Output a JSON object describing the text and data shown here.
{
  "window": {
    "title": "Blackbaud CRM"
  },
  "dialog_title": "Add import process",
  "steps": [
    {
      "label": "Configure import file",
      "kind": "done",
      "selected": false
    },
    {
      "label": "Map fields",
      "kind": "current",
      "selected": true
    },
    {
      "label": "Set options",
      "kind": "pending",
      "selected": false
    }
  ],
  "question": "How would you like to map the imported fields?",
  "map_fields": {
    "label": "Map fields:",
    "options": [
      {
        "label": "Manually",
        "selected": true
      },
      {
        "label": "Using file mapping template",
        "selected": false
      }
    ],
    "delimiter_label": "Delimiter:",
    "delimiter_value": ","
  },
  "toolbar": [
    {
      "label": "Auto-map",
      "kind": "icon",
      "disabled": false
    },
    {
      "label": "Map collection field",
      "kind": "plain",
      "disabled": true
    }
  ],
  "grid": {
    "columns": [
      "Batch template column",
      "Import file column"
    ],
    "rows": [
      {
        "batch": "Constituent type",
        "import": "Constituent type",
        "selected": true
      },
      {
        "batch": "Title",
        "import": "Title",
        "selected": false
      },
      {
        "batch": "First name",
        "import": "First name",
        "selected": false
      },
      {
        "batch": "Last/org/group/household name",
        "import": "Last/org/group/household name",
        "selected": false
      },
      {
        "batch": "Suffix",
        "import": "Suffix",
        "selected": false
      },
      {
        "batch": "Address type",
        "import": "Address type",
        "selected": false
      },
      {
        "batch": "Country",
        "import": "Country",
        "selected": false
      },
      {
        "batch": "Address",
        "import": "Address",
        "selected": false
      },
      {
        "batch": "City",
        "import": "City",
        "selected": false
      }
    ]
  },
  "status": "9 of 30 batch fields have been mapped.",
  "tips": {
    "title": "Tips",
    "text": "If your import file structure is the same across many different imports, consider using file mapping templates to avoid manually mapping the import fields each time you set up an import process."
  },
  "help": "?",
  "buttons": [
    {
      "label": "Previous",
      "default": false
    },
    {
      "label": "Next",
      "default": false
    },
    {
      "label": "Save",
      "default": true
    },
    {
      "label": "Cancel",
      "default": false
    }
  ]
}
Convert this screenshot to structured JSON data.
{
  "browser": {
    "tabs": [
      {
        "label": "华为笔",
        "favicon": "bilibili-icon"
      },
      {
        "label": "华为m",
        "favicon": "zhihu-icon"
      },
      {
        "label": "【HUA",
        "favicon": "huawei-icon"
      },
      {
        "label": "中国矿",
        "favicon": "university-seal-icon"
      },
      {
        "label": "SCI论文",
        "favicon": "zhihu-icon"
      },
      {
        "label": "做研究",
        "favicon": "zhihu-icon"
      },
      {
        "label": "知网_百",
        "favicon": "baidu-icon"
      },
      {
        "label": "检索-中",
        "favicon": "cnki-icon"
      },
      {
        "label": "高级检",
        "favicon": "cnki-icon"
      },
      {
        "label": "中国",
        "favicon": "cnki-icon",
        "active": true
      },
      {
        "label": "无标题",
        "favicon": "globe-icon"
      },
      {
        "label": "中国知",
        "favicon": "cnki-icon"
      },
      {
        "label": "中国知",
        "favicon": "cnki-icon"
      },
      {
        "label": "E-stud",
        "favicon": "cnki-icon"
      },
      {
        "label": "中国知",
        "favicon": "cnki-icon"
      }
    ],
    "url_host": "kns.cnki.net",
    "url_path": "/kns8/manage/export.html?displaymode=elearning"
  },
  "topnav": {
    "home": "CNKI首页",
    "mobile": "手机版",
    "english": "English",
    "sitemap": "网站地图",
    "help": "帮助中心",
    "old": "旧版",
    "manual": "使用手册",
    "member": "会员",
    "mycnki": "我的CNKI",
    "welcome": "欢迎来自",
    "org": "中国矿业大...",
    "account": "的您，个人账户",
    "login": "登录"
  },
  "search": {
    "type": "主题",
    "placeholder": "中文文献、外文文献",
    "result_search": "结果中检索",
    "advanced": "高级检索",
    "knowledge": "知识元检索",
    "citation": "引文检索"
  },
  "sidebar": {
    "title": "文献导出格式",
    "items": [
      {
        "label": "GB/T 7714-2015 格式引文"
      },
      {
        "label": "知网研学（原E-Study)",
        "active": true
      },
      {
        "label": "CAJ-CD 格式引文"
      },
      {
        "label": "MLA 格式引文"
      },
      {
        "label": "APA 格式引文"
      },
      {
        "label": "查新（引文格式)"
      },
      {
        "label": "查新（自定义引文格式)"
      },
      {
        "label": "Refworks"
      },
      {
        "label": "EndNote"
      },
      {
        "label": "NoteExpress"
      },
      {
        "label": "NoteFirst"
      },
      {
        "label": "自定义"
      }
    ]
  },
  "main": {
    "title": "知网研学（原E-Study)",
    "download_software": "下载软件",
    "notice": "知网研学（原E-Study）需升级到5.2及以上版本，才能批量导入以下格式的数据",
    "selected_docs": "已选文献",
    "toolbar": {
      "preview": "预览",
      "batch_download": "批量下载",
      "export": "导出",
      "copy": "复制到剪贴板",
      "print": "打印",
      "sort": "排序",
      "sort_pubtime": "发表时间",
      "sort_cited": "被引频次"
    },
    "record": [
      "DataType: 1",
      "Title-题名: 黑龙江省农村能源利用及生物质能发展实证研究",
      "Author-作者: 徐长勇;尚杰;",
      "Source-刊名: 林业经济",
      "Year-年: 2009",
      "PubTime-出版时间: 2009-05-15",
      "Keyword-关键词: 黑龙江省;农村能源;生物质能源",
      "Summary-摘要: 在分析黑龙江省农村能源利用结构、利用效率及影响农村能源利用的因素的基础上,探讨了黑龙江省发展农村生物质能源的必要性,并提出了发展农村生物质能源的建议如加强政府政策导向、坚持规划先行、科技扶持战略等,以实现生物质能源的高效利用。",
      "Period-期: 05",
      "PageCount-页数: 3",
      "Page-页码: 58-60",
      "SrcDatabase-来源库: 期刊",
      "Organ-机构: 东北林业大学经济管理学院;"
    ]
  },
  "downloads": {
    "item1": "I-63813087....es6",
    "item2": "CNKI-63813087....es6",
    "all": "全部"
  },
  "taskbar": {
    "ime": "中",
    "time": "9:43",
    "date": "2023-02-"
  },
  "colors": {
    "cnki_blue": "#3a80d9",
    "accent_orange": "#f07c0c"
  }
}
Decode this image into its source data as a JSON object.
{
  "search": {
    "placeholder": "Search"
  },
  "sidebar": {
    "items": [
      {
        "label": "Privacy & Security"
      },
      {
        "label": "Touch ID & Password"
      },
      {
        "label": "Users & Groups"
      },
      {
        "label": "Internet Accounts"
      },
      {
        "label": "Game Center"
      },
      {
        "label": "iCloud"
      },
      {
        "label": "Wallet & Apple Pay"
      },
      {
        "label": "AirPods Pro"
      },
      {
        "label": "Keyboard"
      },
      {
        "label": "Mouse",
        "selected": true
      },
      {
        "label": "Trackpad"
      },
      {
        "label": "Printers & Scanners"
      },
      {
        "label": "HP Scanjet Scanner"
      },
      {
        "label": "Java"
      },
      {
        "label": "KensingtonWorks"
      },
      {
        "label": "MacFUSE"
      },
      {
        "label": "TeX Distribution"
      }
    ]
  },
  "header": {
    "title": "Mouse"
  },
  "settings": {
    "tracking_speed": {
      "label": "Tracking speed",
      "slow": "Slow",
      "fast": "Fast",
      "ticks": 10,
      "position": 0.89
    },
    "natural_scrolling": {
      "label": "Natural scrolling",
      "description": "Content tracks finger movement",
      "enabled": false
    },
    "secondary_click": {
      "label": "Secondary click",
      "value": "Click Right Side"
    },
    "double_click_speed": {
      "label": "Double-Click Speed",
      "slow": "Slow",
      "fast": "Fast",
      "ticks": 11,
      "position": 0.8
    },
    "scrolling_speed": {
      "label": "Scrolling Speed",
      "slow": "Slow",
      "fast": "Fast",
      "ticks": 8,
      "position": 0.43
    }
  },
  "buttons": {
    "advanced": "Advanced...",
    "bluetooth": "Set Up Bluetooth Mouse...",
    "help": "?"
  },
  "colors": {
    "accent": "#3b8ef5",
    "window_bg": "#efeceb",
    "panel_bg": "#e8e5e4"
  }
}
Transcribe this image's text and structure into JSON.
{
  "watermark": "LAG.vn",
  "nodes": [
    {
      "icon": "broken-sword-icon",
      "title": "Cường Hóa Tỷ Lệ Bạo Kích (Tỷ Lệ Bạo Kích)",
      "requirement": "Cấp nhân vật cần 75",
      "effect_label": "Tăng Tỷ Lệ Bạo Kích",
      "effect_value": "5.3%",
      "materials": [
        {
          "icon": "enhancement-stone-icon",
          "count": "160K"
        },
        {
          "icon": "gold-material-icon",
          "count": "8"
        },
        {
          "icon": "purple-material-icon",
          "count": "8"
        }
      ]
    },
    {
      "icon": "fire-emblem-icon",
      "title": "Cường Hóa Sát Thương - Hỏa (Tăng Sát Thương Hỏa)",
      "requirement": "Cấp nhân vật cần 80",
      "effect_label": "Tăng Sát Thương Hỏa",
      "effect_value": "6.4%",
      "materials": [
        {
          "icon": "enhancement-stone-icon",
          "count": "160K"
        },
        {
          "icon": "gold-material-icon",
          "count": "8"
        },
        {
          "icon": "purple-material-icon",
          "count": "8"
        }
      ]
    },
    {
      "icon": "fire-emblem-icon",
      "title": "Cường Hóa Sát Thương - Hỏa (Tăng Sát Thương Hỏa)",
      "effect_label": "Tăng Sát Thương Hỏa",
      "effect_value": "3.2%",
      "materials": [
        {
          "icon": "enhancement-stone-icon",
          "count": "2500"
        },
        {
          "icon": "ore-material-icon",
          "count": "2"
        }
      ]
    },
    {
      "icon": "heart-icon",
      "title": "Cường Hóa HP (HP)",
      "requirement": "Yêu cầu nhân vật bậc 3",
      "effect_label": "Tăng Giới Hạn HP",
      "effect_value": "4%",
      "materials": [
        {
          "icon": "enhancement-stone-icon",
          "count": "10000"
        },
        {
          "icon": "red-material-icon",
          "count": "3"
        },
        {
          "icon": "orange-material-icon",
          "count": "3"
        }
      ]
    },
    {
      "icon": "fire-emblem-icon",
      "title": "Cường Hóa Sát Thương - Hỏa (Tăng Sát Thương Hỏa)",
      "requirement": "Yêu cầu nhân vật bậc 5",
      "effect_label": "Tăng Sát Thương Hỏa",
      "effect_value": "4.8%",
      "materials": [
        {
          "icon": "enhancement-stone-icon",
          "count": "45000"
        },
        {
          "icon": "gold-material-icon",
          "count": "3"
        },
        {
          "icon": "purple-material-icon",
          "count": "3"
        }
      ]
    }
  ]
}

---+---

### Aim of the exercise
Find all lines where the word "mapping" appears. Copy them.

### Reply
        "label": "Using file mapping template",
    "text": "If your import file structure is the same across many different imports, consider using file mapping templates to avoid manually mapping the import fields each time you set up an import process."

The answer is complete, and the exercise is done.